= Tasks to carry out =
1: Answer these questions about the immigration timeline, one answer per line:
(a) How many immigrants arrived between 1880 and 1920?
(b) Beginning in which decade had a steady flow of Chinese workers immigrated to America?
(c) Which groups did the Immigration Act of 1891 bar from immigrating?
2: Which years open the dated paragraphs of the immigration timeline? List every one.
3: Reproduce the immigration timeline from "1882: The Chinese" up to and including "ports of entry.".
[[ Text for analysis open ]]
Chinese Exclusion Act
1880: As America begins a rapid period of industrialization and urbanization, a second immigration boom begins. Between 1880 and 1920, more than 20 million immigrants arrive. The majority are from Southern, Eastern and Central Europe, including 4 million Italians and 2 million Jews. Many of them settle in major U.S. cities and work in factories.
1882: The Chinese Exclusion Act passes, which bars Chinese immigrants from entering the U.S. Beginning in the 1850s, a steady flow of Chinese workers had immigrated to America. The 1882 Act is the first in American history to place broad restrictions on certain immigrant groups.
1891: The Immigration Act of 1891 further excludes who can enter the United States, barring the immigration of polygamists, people convicted of certain crimes, and the sick or diseased. The Act also created a federal office of immigration to coordinate immigration enforcement and a corps of immigration inspectors stationed at principle ports of entry.
[[ Text for analysis closed ]]
[[ Data records open ]]
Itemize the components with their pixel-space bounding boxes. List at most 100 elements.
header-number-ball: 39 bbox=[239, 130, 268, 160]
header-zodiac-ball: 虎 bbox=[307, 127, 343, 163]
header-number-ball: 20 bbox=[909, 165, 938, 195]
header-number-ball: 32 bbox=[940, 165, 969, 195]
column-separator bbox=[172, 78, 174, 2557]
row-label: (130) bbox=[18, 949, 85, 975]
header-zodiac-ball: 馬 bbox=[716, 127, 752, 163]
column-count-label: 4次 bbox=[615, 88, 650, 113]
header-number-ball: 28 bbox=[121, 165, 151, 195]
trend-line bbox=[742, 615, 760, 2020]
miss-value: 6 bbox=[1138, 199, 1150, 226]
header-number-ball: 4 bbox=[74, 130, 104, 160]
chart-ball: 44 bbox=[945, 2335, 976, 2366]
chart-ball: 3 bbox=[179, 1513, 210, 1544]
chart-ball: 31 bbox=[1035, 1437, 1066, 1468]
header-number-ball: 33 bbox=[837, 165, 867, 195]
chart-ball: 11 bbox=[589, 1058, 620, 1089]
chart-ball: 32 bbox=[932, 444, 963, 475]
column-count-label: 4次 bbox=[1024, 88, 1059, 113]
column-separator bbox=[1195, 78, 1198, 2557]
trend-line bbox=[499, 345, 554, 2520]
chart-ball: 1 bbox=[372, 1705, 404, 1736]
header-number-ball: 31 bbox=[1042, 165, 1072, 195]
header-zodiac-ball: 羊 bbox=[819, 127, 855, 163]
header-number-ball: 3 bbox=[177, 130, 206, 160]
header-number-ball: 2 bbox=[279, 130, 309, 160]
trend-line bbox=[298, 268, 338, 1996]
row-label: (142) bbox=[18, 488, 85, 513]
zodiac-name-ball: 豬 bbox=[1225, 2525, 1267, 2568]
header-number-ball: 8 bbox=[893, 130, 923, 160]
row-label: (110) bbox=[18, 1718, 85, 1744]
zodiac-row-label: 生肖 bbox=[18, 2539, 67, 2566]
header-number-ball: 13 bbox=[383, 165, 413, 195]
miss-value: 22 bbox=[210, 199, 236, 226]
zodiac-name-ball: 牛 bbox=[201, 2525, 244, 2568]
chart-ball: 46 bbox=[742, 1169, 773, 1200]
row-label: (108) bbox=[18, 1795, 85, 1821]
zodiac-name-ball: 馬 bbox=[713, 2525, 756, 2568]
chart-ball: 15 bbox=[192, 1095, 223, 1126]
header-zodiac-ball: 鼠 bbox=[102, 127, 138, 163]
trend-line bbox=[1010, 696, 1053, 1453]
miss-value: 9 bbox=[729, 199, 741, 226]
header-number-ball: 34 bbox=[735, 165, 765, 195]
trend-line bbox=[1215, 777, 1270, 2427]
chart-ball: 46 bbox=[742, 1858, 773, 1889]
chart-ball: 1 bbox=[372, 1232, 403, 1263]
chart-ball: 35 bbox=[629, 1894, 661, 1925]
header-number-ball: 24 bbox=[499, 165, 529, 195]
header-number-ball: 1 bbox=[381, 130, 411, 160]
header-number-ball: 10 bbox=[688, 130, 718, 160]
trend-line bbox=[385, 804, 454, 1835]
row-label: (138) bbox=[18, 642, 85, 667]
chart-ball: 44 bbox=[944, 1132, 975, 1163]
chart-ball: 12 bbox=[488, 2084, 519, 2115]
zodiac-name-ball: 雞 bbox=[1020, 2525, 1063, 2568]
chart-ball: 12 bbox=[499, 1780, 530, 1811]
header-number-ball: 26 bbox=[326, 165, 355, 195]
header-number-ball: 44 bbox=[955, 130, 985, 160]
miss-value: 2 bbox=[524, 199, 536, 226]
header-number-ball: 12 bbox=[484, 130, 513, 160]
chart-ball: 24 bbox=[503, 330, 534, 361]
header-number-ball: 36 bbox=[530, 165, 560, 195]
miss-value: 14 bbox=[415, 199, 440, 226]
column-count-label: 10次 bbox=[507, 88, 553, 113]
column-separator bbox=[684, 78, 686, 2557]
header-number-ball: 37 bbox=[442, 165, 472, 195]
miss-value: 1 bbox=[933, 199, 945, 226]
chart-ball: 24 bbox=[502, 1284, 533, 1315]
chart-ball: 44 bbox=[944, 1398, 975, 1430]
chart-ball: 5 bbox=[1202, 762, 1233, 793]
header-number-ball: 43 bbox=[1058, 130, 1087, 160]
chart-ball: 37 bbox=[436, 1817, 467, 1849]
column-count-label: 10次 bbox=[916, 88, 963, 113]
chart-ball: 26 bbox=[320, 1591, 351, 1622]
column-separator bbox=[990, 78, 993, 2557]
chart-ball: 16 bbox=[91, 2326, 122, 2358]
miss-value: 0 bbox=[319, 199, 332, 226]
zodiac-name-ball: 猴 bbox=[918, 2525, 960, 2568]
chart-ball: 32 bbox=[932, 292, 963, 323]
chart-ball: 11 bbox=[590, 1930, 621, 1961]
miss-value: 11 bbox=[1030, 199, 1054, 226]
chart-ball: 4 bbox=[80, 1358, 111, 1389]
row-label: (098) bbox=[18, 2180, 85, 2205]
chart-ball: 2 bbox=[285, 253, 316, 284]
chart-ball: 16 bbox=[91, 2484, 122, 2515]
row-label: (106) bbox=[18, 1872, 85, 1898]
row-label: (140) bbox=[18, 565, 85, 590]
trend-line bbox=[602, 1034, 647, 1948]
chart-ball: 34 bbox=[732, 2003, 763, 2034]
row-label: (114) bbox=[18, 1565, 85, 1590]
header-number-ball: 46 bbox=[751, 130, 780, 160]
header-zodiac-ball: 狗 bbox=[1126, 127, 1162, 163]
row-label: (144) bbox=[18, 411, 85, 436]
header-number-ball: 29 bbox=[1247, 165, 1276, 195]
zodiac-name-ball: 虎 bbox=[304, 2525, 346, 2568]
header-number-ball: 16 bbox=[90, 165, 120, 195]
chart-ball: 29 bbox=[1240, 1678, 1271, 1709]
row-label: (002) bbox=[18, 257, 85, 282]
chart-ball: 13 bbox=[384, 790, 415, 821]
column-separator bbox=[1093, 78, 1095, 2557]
[[ Data records closed ]]
= Answers in order =
1:
(a) More than 20 million
(b) The 1850s
(c) Polygamists, people convicted of certain crimes, and the sick or diseased

2:
1880
1882
1891

3:
1882: The Chinese Exclusion Act passes, which bars Chinese immigrants from entering the U.S. Beginning in the 1850s, a steady flow of Chinese workers had immigrated to America. The 1882 Act is the first in American history to place broad restrictions on certain immigrant groups.
1891: The Immigration Act of 1891 further excludes who can enter the United States, barring the immigration of polygamists, people convicted of certain crimes, and the sick or diseased. The Act also created a federal office of immigration to coordinate immigration enforcement and a corps of immigration inspectors stationed at principle ports of entry.